Secondo i coordinatori nazionali della "tavola della pace" Flavio Lotti e Grazia Bellini e' ora di abolire la parola pace dalla sigla della prossima edizione della marcia Perugia-Assisi…
Ormai superato il pensiero di Aldo Capitini si puo' marciare, con buona coscienza dei politici al potere, per i "diritti umani".
Le motivazioni? sempre secondo i coordinatori nazionali della Tavola della pace Flavio Lotti e Grazia Bellini: "Il movimento per la pace, i costruttori di pace sono chiamati a fare sempre piu' i conti con una realtà complessa e con un crisi della politica che diventa sempre più profonda. Nessuno può illudersi di evitare questo confronto."
Inoltre non risparmiandosi in fantasia i nostri eroi hanno parlato di primo "sciopero della parola pace" perche' "pace" e' una parola ormai troppo abusata, bistrattata,politicizzata.
Il risultato del disperato tentativo, non nuovo, di far coincidere le ragioni etiche radicali della filosofia nonviolenta di A.Capitini con l' appoggio politico a "governi amici" ha prodotto oggi lo slogan: "tutti i diritti umani per tutti"…
E profeticamente e liberamente nel 1951 A. Capitini da uomo, e non da funzionario di partito come e' oggi F. Lotti, scrisse :" Diamo tutto a tutti"…la nonviolenza stacca dal metodo della conquista e della difesa violenta del potere, anche mediante tortura stragi, distruzione del nemico e illiberta'; ed opera mediante la noncollaborazione ma sempre con amore e liberta'.
Questo metodo guarisce la politica dalla sua fretta e impazienza, per cui essa crede di poter usare i mezzi della violenza e della frode; e cosi' usando questi mezzi, non vede piu' il fine.
La vita religiosa, con la sua nonviolenza e nonmenzogna, sembra che faccia perdere tempo; e invece questo "tempo perduto" e' tempo preziosamente guadagnato, perche' consumato all' intima realta' che vale, che e' l' unica che ha veramente la capacita' di migliorare il mondo dal di dentro;mentre i politici lo trasformano in apparenza, e lo fanno continuare coi sui difetti e gravissime colpe.Con la nonviolenza riconosciamo il diritto di tutti all' esistenza, con la nonmenzogna il diritto di tutti alla verita', con il senso federativo il diritto di tutti alla liberta', con le organizzazioni il diritto di tutti agli oggetti del mondo…"
Infatti padre A.Zanotelli ha replicato al signore e ai nuovi signori della tavola della pace (forse ricordando che Capitini non si preoccupo mai di essere accomodante e servile coi politici non avendo ne' tessere di partito e non avendo neppure "chiesa"-fu scomunicato da un recente beato: pio XXII): «Tanti politici alla marcia per la pace non si potevano accettare. In questo modo li si toglie dall’imbarazzo»(…)«Il valore della pace è sempre stato molto a cuore a tanti, togliere il nome pace dalla marcia vuol dire toglierle il cuore. Proprio quest’anno, per la prima volta noi ci presentiamo con un governo amico che ha una pagella sulla pace estremamente pesante»-(In finanziaria sono aumentate le spese militari; le esportazioni di armi del 2006 hanno battuto il record di vendite degli ultimi 20 anni)

Voci di dati -
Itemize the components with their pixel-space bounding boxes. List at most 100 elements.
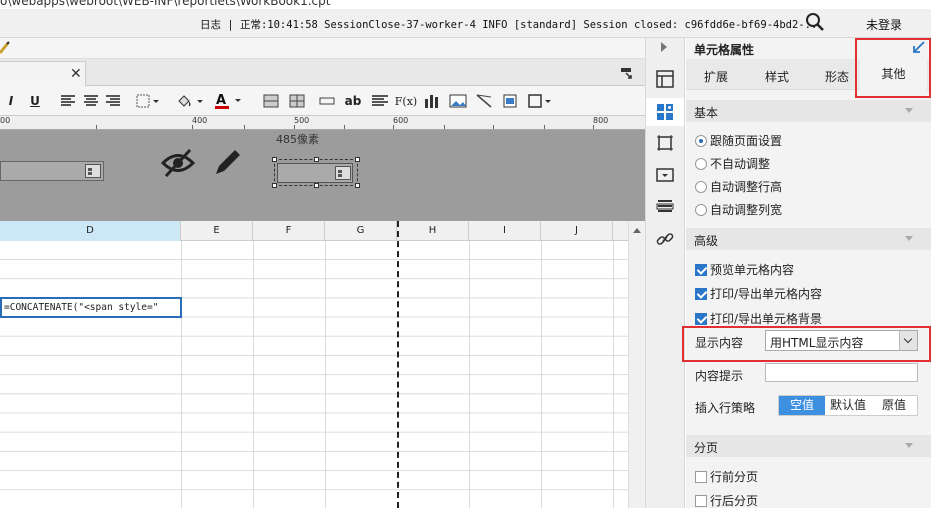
radio-auto-row-height[interactable]: 自动调整行高: [695, 178, 782, 195]
cell-attr-nav-active[interactable]: [646, 98, 684, 126]
login-button[interactable]: 未登录: [866, 16, 902, 33]
chevron-down-icon: [905, 236, 913, 241]
widget-icon: [335, 166, 351, 180]
checkbox-icon: [695, 287, 707, 300]
column-header[interactable]: G: [325, 221, 397, 241]
check-page-after[interactable]: 行后分页: [695, 492, 758, 509]
form-design-area[interactable]: 485像素: [0, 130, 645, 221]
italic-button[interactable]: I: [6, 92, 16, 110]
formula-button[interactable]: F(x): [395, 92, 417, 110]
chart-icon[interactable]: [424, 92, 440, 110]
checkbox-icon: [695, 263, 707, 276]
checkbox-icon: [695, 312, 707, 325]
radio-icon: [695, 157, 707, 170]
section-basic[interactable]: 基本: [686, 100, 931, 122]
log-line[interactable]: 日志 | 正常:10:41:58 SessionClose-37-worker-…: [200, 17, 824, 32]
page-break-line: [397, 221, 399, 508]
dock-icon[interactable]: [620, 67, 632, 79]
column-header[interactable]: F: [253, 221, 325, 241]
border-icon[interactable]: [136, 92, 160, 110]
panel-title: 单元格属性: [694, 43, 755, 57]
format-toolbar: I U A ab F(x): [0, 86, 645, 116]
frame-icon[interactable]: [528, 92, 552, 110]
highlight-box-other-tab: [855, 38, 931, 98]
column-header[interactable]: E: [181, 221, 253, 241]
radio-auto-col-width[interactable]: 自动调整列宽: [695, 201, 782, 218]
hyperlink-icon[interactable]: [656, 230, 674, 248]
align-center-icon[interactable]: [83, 92, 99, 110]
cell-attribute-icon: [657, 104, 673, 120]
section-advanced[interactable]: 高级: [686, 228, 931, 250]
tab-expand[interactable]: 扩展: [704, 68, 728, 85]
chevron-down-icon: [905, 108, 913, 113]
search-icon[interactable]: [805, 12, 825, 32]
split-cells-icon[interactable]: [289, 92, 305, 110]
element-icon[interactable]: [656, 134, 674, 152]
radio-follow-page[interactable]: 跟随页面设置: [695, 132, 782, 149]
spreadsheet-grid[interactable]: D E F G H I J =CONCATENATE("<span style=…: [0, 221, 645, 508]
radio-icon: [695, 134, 707, 147]
underline-button[interactable]: U: [28, 92, 42, 110]
insert-null-button[interactable]: 空值: [779, 396, 825, 415]
fill-color-icon[interactable]: [176, 92, 204, 110]
radio-icon: [695, 180, 707, 193]
vertical-scrollbar[interactable]: [628, 221, 645, 508]
grid-rows: [0, 241, 628, 508]
tab-form[interactable]: 形态: [825, 68, 849, 85]
status-bar: 日志 | 正常:10:41:58 SessionClose-37-worker-…: [0, 9, 931, 38]
property-nav: [645, 38, 685, 508]
insert-original-button[interactable]: 原值: [871, 396, 917, 415]
insert-policy-label: 插入行策略: [695, 401, 756, 415]
align-right-icon[interactable]: [105, 92, 121, 110]
insert-line-icon[interactable]: [319, 92, 335, 110]
cell-property-panel: 单元格属性 扩展 样式 形态 其他 基本 跟随页面设置 不自动调整 自动调整行高…: [686, 38, 931, 508]
edit-pencil-icon[interactable]: [212, 146, 244, 178]
insert-default-button[interactable]: 默认值: [825, 396, 871, 415]
highlight-box-display-content: [682, 326, 931, 362]
hide-icon[interactable]: [160, 148, 196, 178]
horizontal-ruler: 00 400 500 600 800: [0, 116, 645, 130]
checkbox-icon: [695, 494, 707, 507]
widget-settings-icon[interactable]: [656, 166, 674, 184]
top-toolbar: [0, 38, 645, 59]
window-title: o\webapps\webroot\WEB-INF\reportlets\Wor…: [0, 0, 331, 8]
check-print-background[interactable]: 打印/导出单元格背景: [695, 310, 822, 327]
check-print-content[interactable]: 打印/导出单元格内容: [695, 285, 822, 302]
radio-icon: [695, 203, 707, 216]
active-cell[interactable]: =CONCATENATE("<span style=": [0, 297, 182, 318]
chevron-down-icon: [905, 443, 913, 448]
text-cell-button[interactable]: ab: [344, 92, 362, 110]
tab-style[interactable]: 样式: [765, 68, 789, 85]
collapse-arrow-icon[interactable]: [661, 42, 667, 52]
slash-icon[interactable]: [476, 92, 492, 110]
check-page-before[interactable]: 行前分页: [695, 468, 758, 485]
align-left-icon[interactable]: [60, 92, 76, 110]
column-header[interactable]: D: [0, 221, 181, 241]
merge-cells-icon[interactable]: [263, 92, 279, 110]
image-icon[interactable]: [449, 92, 467, 110]
content-hint-input[interactable]: [765, 363, 918, 382]
paragraph-icon[interactable]: [371, 92, 389, 110]
column-header[interactable]: I: [469, 221, 541, 241]
selected-widget[interactable]: [272, 157, 360, 188]
column-header[interactable]: H: [397, 221, 469, 241]
radio-no-adjust[interactable]: 不自动调整: [695, 155, 770, 172]
close-tab-icon[interactable]: ✕: [70, 66, 82, 82]
font-color-icon[interactable]: A: [214, 92, 242, 110]
checkbox-icon: [695, 470, 707, 483]
layout-icon[interactable]: [656, 70, 674, 88]
workbook-tab[interactable]: ✕: [0, 61, 86, 86]
content-hint-label: 内容提示: [695, 369, 744, 383]
subreport-icon[interactable]: [502, 92, 518, 110]
sheet-tab-row: ✕: [0, 59, 645, 86]
column-header[interactable]: J: [541, 221, 613, 241]
form-widget[interactable]: [0, 161, 104, 181]
widget-icon: [85, 164, 101, 178]
width-label: 485像素: [276, 133, 319, 146]
check-preview-content[interactable]: 预览单元格内容: [695, 261, 794, 278]
brush-icon[interactable]: [0, 41, 10, 55]
section-paging[interactable]: 分页: [686, 435, 931, 457]
window-title-bar: o\webapps\webroot\WEB-INF\reportlets\Wor…: [0, 0, 931, 9]
condition-icon[interactable]: [656, 198, 674, 216]
insert-policy-group: 空值 默认值 原值: [778, 395, 918, 416]
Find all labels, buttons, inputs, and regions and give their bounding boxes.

Compito breve - Prosegui il testo sulla marcia Perugia-Assisi dal punto in cui si ferma. Le voci non hanno alcun ruolo in questo compito.

Risposta -
Per Enrico Euli (docente di peacekeeping e gestione dei conflitti a Cagliari, ed esponente dei movimenti nonviolenti): quella di abolire la pace, e' una decisione «coerente con il percorso che la Tavola sta portando avanti da anni». Secondo Euli c’è ormai una differenza abissale tra il pacifismo della prima marcia nel ’61, antimilitarista e non violento, e quello generico di oggi: «una degradazione che è in corso da più di un decennio». Pace come parola è ormai inutilizzabile, «si dovrebbe andare verso visioni più radicali e più definite» per capire di cosa si intende. Ma la scelta di sostituirla con la cultura del diritto «ancora più morta, fallita e ambigua della parola pace, non solo non è una soluzione, ma è proprio la matrice stessa del problema».
«Il pacifismo è morto proprio perché lo si è fatto diventare solo pacifismo giuridico, e non ha invece sviluppato tutti i percorsi tipici della nonviolenza».
Dopo la manifestazione d'appoggio alla missione italiana in Libano, organizzata nello scorso agosto proprio dalla Tavola della Pace, Lisa Clark, dei Beati i costruttori di pace, accusa i nonviolenti "puristi":
"I nonviolenti doc' non si rendono conto che stanno dando numeri e forza a un movimento che è d'accordo con le autobombe a Kabul e a Baghdad e con i rapimenti e le uccisioni dei professori universitari in Iraq".
"Capisco la provocazione di Flavio Lotti, ha dichiarato ad Adista don Tonio Dell'Olio, responsabile dell'area internazionale di Libera e membro della Tavola della Pace:
"devo dire che, come provocazione, è pienamente riuscita a suscitare un dibattito anche vivace. Ora però è necessario mettere un punto: se qualcuno deve togliere la parola 'pace' non è certo la Marcia Perugia-Assisi, ma le varie missioni armate in giro per il mondo che esportano una 'pace' più simile alla pax romana che a quella di cui parlavano Gandhi e Gesù. Sono convinto che quando i toni del dibattito si faranno più sereni riapparirà anche la parola 'pace', i cui contenuti non sono mai stati messi in discussione".
Del resto non rimane che un legame formale fra la "tavola della pace" e l' ispiratore organizzatore della marcia della pace perugia-assisi il quale a differenza degli autonominatesi eredi "non conosce privilegi di tessera, ne' poteri di funzionari"…e che ammoniva ad uscire dal circolo vizioso della politica che si avvolge su se stessa che risolve tutte le attivita' umane nel "fare politico", che confonde i movimenti sociali con i partiti i quali esistono per il potere.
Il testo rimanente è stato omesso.